- [WHAT TO PRODUCE]
Show all lines that include the string "JSON"; copy each one.

- [ENTRIES SUPPLIED]
....

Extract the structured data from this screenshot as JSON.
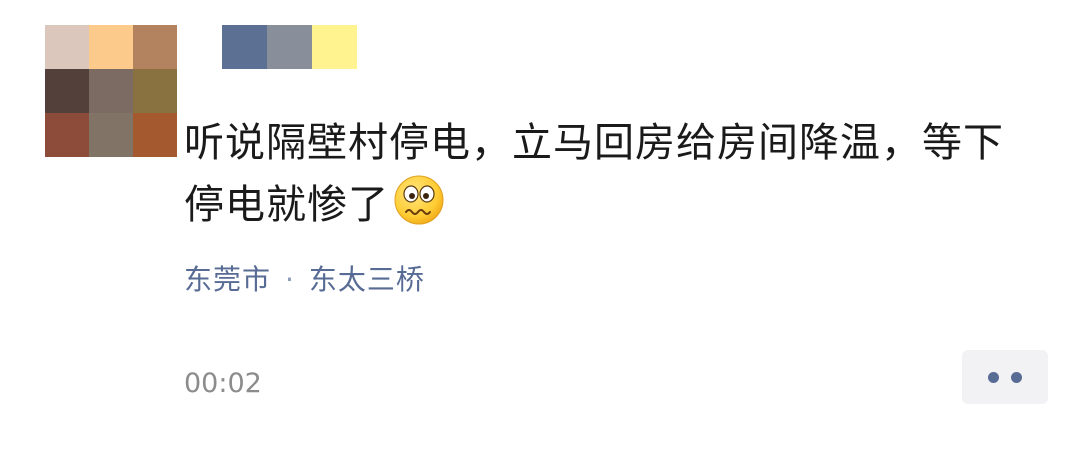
{
  "post": {
    "content": "听说隔壁村停电，立马回房给房间降温，等下停电就惨了",
    "emoji": "woozy-face-emoji",
    "location": {
      "city": "东莞市",
      "separator": "·",
      "place": "东太三桥"
    },
    "time": "00:02"
  },
  "avatar": {
    "pixel_colors": [
      "#dcc7bd",
      "#fcca8a",
      "#b38360",
      "#53403a",
      "#7b6b62",
      "#8a7240",
      "#8d4c3a",
      "#817467",
      "#a45a2e"
    ]
  },
  "username": {
    "pixel_colors": [
      "#5c7093",
      "#898e9b",
      "#fff390"
    ]
  },
  "colors": {
    "link": "#576b95",
    "text": "#1a1a1a",
    "muted": "#8c8c8c"
  },
  "more_button": {
    "icon": "more-dots-icon"
  }
}
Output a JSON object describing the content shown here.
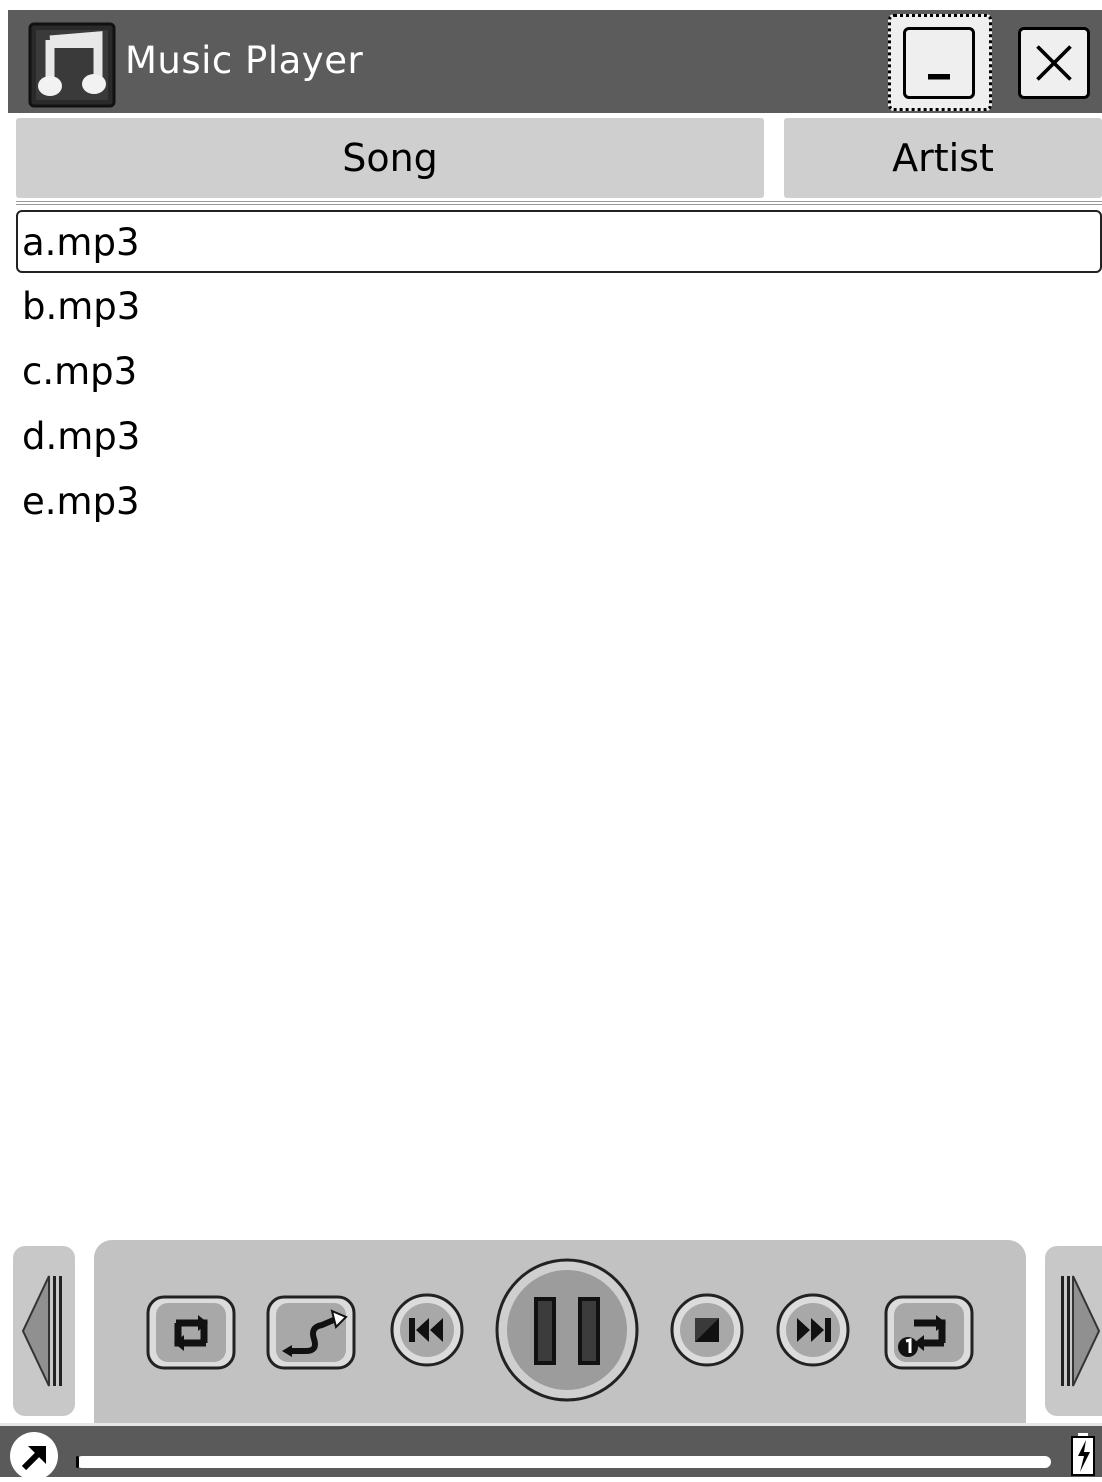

....

- [OUTPUT OF THE TASK]
Extract the structured data from this screenshot as JSON.
Output a JSON object describing the content shown here.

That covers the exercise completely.